Dataset content -

____

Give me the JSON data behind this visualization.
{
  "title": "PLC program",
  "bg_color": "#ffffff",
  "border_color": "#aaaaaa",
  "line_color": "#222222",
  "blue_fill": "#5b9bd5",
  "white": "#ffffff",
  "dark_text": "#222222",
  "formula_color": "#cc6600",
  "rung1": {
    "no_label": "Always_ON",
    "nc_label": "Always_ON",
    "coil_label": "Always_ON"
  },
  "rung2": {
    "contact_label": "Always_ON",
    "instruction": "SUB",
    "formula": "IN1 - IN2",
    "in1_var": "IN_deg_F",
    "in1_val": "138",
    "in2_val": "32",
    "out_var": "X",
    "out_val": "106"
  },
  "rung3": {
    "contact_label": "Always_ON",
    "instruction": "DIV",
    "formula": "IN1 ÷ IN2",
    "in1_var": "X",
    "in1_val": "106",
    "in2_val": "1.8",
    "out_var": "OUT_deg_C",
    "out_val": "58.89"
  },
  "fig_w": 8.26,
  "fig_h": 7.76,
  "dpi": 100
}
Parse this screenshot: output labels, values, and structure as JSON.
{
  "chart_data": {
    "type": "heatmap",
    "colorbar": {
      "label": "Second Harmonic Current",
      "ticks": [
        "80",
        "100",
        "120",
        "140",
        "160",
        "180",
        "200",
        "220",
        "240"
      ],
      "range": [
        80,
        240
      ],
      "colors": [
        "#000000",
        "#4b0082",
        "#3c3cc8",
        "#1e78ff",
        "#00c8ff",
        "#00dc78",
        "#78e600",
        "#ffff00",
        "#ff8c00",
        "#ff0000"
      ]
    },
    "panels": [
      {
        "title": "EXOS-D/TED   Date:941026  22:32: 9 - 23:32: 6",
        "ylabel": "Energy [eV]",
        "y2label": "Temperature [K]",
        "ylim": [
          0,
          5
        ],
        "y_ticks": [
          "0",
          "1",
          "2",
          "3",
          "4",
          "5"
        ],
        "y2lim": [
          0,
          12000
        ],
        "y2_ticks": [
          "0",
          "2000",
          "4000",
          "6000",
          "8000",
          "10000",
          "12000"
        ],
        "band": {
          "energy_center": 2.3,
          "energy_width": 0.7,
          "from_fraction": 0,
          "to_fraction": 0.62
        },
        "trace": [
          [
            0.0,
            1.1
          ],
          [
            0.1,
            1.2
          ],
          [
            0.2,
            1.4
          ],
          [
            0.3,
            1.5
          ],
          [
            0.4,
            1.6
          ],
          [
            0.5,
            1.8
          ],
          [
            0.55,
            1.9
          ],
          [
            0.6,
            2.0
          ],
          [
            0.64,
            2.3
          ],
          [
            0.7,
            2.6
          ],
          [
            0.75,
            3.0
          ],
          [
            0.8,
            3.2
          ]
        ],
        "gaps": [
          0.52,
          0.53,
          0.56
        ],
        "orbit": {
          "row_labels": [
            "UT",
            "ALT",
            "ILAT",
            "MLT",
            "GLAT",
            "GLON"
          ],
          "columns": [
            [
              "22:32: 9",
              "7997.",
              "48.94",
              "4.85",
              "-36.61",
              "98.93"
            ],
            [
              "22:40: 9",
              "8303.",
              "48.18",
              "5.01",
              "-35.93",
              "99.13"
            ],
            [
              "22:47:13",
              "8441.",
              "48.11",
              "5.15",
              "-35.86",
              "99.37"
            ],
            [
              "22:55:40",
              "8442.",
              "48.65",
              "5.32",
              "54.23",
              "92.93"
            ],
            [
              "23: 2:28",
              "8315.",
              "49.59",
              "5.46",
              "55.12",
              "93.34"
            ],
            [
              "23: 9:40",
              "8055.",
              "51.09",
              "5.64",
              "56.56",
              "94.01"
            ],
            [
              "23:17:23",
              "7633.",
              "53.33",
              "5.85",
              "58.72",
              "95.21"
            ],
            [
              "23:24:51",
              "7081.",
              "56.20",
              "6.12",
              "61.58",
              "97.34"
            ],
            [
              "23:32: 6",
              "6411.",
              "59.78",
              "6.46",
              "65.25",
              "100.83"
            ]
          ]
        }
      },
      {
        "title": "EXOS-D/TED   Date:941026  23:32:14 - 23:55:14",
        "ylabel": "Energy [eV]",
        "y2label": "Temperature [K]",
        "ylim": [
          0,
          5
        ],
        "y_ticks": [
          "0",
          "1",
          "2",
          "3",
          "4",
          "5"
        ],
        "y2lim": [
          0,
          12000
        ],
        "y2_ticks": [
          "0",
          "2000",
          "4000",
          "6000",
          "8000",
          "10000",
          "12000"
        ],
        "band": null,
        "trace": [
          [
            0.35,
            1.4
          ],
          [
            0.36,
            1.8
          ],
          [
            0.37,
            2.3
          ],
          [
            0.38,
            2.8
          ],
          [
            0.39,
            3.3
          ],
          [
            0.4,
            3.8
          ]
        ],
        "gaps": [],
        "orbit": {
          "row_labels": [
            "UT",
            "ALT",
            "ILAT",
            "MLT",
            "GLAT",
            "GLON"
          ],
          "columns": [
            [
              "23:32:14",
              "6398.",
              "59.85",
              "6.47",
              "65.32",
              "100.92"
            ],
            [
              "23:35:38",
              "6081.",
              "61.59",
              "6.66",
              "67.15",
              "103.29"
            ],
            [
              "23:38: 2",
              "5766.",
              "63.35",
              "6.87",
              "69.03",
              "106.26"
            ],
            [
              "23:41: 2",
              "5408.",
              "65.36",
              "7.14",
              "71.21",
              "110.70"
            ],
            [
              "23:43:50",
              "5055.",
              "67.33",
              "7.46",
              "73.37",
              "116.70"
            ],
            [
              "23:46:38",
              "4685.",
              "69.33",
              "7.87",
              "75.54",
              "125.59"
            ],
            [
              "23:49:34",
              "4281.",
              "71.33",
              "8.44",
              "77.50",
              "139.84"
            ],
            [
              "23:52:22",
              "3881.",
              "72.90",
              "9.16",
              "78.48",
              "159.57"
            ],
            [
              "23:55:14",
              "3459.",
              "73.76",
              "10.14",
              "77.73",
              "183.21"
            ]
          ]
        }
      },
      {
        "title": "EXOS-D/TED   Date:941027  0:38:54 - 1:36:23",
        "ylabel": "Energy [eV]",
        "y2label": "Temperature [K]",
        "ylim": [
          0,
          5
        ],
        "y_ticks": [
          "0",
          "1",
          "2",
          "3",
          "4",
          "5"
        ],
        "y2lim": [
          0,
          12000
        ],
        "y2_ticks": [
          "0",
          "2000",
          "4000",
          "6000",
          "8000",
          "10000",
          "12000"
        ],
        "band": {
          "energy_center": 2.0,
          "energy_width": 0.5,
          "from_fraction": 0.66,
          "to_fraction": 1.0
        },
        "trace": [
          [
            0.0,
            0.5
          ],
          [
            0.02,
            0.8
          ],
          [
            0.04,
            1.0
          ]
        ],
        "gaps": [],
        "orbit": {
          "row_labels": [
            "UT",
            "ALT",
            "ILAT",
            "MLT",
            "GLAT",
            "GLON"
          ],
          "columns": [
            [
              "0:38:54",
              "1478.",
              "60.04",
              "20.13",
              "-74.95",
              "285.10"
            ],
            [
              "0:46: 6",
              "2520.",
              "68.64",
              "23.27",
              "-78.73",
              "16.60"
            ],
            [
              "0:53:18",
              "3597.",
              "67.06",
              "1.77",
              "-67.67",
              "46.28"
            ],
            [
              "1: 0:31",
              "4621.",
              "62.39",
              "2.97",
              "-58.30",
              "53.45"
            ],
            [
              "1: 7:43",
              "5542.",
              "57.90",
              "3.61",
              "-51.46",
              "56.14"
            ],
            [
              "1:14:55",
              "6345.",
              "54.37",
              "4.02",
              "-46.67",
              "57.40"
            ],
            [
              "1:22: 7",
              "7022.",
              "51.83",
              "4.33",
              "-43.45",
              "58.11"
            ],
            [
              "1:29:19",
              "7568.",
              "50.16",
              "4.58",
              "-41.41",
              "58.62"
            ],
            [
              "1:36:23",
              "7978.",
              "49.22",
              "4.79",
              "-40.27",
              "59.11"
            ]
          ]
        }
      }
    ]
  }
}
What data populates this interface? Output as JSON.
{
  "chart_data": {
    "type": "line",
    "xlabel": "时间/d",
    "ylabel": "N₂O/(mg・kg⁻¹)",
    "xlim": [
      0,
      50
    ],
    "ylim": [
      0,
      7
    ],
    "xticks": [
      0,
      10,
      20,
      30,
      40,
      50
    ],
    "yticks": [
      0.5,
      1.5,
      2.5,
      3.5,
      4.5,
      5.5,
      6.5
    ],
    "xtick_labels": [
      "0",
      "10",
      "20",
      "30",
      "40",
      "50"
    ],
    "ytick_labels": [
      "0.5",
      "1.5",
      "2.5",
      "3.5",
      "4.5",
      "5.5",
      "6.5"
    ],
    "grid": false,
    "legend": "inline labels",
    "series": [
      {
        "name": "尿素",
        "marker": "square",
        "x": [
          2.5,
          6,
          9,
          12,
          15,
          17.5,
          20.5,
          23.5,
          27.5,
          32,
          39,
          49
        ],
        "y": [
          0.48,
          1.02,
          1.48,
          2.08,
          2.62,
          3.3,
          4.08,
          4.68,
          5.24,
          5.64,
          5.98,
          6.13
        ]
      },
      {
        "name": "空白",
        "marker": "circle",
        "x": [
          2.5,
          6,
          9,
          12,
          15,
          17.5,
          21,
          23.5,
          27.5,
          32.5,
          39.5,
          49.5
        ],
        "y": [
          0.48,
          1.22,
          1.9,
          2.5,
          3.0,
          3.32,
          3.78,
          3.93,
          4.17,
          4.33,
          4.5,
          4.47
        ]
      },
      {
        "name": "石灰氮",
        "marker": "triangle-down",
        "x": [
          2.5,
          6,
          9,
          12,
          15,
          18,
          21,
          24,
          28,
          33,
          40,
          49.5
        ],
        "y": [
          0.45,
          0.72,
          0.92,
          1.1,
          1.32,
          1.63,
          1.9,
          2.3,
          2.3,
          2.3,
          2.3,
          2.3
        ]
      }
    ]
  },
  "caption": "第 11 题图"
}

____

Instruction - Gather up, from the records above, each line where the word "title" appears.

Result of the task -
  "title": "PLC program",
        "title": "EXOS-D/TED   Date:941026  22:32: 9 - 23:32: 6",
        "title": "EXOS-D/TED   Date:941026  23:32:14 - 23:55:14",
        "title": "EXOS-D/TED   Date:941027  0:38:54 - 1:36:23",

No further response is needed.